▼▼▼
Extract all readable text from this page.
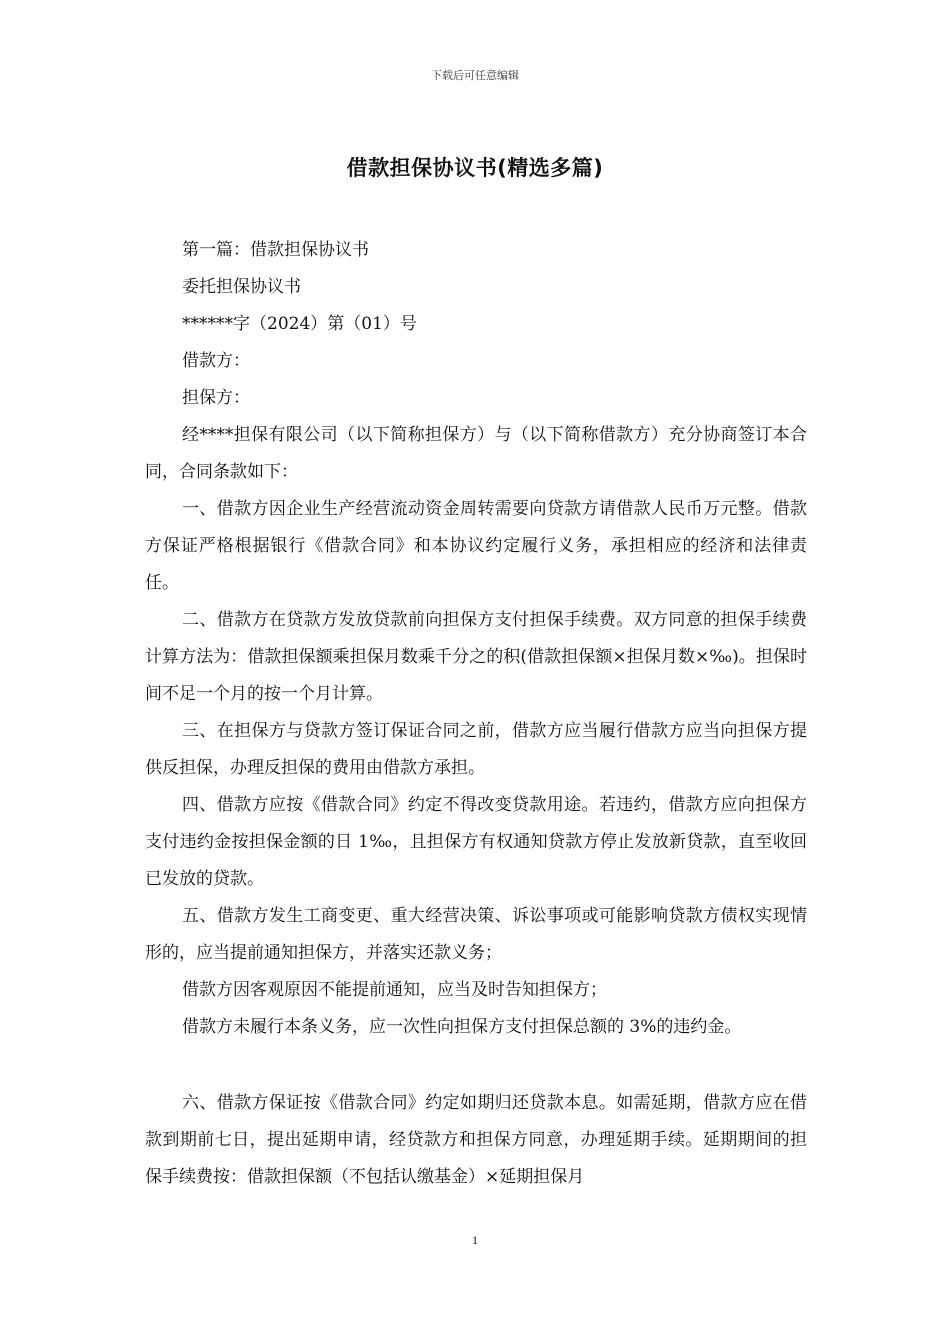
下载后可任意编辑
借款担保协议书(精选多篇)

第一篇：借款担保协议书

委托担保协议书

******字（2024）第（01）号

借款方：

担保方：

经****担保有限公司（以下简称担保方）与（以下简称借款方）充分协商签订本合同，合同条款如下：

一、借款方因企业生产经营流动资金周转需要向贷款方请借款人民币万元整。借款方保证严格根据银行《借款合同》和本协议约定履行义务，承担相应的经济和法律责任。

二、借款方在贷款方发放贷款前向担保方支付担保手续费。双方同意的担保手续费计算方法为：借款担保额乘担保月数乘千分之的积(借款担保额×担保月数×‰)。担保时间不足一个月的按一个月计算。

三、在担保方与贷款方签订保证合同之前，借款方应当履行借款方应当向担保方提供反担保，办理反担保的费用由借款方承担。

四、借款方应按《借款合同》约定不得改变贷款用途。若违约，借款方应向担保方支付违约金按担保金额的日 1‰，且担保方有权通知贷款方停止发放新贷款，直至收回已发放的贷款。

五、借款方发生工商变更、重大经营决策、诉讼事项或可能影响贷款方债权实现情形的，应当提前通知担保方，并落实还款义务；

借款方因客观原因不能提前通知，应当及时告知担保方；

借款方未履行本条义务，应一次性向担保方支付担保总额的 3%的违约金。

六、借款方保证按《借款合同》约定如期归还贷款本息。如需延期，借款方应在借款到期前七日，提出延期申请，经贷款方和担保方同意，办理延期手续。延期期间的担保手续费按：借款担保额（不包括认缴基金）×延期担保月

1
▲▲▲
■ **Exercise description**:
Copy the whole of the material above exactly, but not its images.

■ **Written response**:
Extract all readable text from this page.
下载后可任意编辑
借款担保协议书(精选多篇)

第一篇：借款担保协议书

委托担保协议书

******字（2024）第（01）号

借款方：

担保方：

经****担保有限公司（以下简称担保方）与（以下简称借款方）充分协商签订本合同，合同条款如下：

一、借款方因企业生产经营流动资金周转需要向贷款方请借款人民币万元整。借款方保证严格根据银行《借款合同》和本协议约定履行义务，承担相应的经济和法律责任。

二、借款方在贷款方发放贷款前向担保方支付担保手续费。双方同意的担保手续费计算方法为：借款担保额乘担保月数乘千分之的积(借款担保额×担保月数×‰)。担保时间不足一个月的按一个月计算。

三、在担保方与贷款方签订保证合同之前，借款方应当履行借款方应当向担保方提供反担保，办理反担保的费用由借款方承担。

四、借款方应按《借款合同》约定不得改变贷款用途。若违约，借款方应向担保方支付违约金按担保金额的日 1‰，且担保方有权通知贷款方停止发放新贷款，直至收回已发放的贷款。

五、借款方发生工商变更、重大经营决策、诉讼事项或可能影响贷款方债权实现情形的，应当提前通知担保方，并落实还款义务；

借款方因客观原因不能提前通知，应当及时告知担保方；

借款方未履行本条义务，应一次性向担保方支付担保总额的 3%的违约金。

六、借款方保证按《借款合同》约定如期归还贷款本息。如需延期，借款方应在借款到期前七日，提出延期申请，经贷款方和担保方同意，办理延期手续。延期期间的担保手续费按：借款担保额（不包括认缴基金）×延期担保月

1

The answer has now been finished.